Start Exercise data

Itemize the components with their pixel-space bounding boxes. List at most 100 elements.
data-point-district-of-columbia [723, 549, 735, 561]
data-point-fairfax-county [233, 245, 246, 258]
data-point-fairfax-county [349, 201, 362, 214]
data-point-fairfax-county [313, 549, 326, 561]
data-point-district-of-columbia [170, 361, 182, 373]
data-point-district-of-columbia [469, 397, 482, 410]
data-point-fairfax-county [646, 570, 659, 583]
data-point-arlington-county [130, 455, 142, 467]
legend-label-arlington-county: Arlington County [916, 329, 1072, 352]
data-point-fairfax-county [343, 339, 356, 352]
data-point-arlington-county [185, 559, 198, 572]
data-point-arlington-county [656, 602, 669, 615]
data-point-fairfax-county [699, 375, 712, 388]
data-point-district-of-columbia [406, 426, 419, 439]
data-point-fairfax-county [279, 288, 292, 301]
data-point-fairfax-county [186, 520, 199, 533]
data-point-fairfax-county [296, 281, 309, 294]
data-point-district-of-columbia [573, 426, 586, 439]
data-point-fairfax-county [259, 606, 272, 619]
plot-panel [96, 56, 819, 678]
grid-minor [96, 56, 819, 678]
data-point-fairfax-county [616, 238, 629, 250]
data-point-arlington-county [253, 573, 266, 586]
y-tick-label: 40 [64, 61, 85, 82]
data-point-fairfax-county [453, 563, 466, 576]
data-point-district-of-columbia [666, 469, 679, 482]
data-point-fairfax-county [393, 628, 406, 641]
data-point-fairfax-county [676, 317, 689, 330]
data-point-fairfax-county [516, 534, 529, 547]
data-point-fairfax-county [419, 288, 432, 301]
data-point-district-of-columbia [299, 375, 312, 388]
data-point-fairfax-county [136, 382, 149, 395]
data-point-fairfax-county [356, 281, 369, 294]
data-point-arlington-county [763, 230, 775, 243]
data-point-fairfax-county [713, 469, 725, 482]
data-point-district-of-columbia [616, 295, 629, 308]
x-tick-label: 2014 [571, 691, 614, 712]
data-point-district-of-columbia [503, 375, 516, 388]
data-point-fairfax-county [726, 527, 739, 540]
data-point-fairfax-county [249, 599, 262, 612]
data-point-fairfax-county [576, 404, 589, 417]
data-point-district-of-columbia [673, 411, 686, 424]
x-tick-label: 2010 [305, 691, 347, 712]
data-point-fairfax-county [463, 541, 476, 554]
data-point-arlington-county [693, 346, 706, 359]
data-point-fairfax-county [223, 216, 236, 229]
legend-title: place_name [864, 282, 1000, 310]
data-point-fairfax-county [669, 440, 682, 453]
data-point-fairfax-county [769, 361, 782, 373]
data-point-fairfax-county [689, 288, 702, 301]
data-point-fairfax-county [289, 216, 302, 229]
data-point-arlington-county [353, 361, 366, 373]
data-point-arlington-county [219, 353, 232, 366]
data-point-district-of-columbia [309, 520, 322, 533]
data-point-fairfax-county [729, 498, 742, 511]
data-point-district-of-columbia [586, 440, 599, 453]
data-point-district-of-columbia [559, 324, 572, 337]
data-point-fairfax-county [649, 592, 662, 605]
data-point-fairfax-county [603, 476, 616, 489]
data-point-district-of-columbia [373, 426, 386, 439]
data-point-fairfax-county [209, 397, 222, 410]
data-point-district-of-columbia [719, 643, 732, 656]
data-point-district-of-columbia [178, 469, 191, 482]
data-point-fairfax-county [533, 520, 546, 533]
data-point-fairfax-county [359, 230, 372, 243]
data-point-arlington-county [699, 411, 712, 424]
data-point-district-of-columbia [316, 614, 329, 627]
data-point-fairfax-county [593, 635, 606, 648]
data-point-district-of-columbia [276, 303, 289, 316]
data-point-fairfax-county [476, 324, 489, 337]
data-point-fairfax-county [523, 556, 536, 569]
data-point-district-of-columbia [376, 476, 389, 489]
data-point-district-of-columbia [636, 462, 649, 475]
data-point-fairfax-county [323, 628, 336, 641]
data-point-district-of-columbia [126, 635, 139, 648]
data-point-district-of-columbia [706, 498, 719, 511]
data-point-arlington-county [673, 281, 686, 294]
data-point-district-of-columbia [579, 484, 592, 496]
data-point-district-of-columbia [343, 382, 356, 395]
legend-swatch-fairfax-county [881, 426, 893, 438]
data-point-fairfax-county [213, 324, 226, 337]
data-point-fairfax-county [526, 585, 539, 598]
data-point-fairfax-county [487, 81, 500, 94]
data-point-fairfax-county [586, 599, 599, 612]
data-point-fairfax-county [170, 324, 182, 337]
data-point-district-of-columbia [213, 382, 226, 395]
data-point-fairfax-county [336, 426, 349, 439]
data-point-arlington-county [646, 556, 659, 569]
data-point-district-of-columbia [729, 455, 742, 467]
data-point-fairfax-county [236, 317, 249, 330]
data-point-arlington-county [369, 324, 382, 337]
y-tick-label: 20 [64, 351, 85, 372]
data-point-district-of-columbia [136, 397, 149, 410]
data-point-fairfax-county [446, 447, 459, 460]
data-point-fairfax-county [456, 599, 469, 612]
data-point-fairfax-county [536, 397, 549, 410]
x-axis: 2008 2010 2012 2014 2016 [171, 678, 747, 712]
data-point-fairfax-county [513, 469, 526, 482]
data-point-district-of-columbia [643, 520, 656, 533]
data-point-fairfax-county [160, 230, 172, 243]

End Exercise data

Copy the listing line for line, starting at its first line and ending after the line that contains "plot-panel [96, 56, 819, 678]". Include both of those lines.

Itemize the components with their pixel-space bounding boxes. List at most 100 elements.
data-point-district-of-columbia [723, 549, 735, 561]
data-point-fairfax-county [233, 245, 246, 258]
data-point-fairfax-county [349, 201, 362, 214]
data-point-fairfax-county [313, 549, 326, 561]
data-point-district-of-columbia [170, 361, 182, 373]
data-point-district-of-columbia [469, 397, 482, 410]
data-point-fairfax-county [646, 570, 659, 583]
data-point-arlington-county [130, 455, 142, 467]
legend-label-arlington-county: Arlington County [916, 329, 1072, 352]
data-point-fairfax-county [343, 339, 356, 352]
data-point-arlington-county [185, 559, 198, 572]
data-point-arlington-county [656, 602, 669, 615]
data-point-fairfax-county [699, 375, 712, 388]
data-point-district-of-columbia [406, 426, 419, 439]
data-point-fairfax-county [279, 288, 292, 301]
data-point-fairfax-county [186, 520, 199, 533]
data-point-fairfax-county [296, 281, 309, 294]
data-point-district-of-columbia [573, 426, 586, 439]
data-point-fairfax-county [259, 606, 272, 619]
plot-panel [96, 56, 819, 678]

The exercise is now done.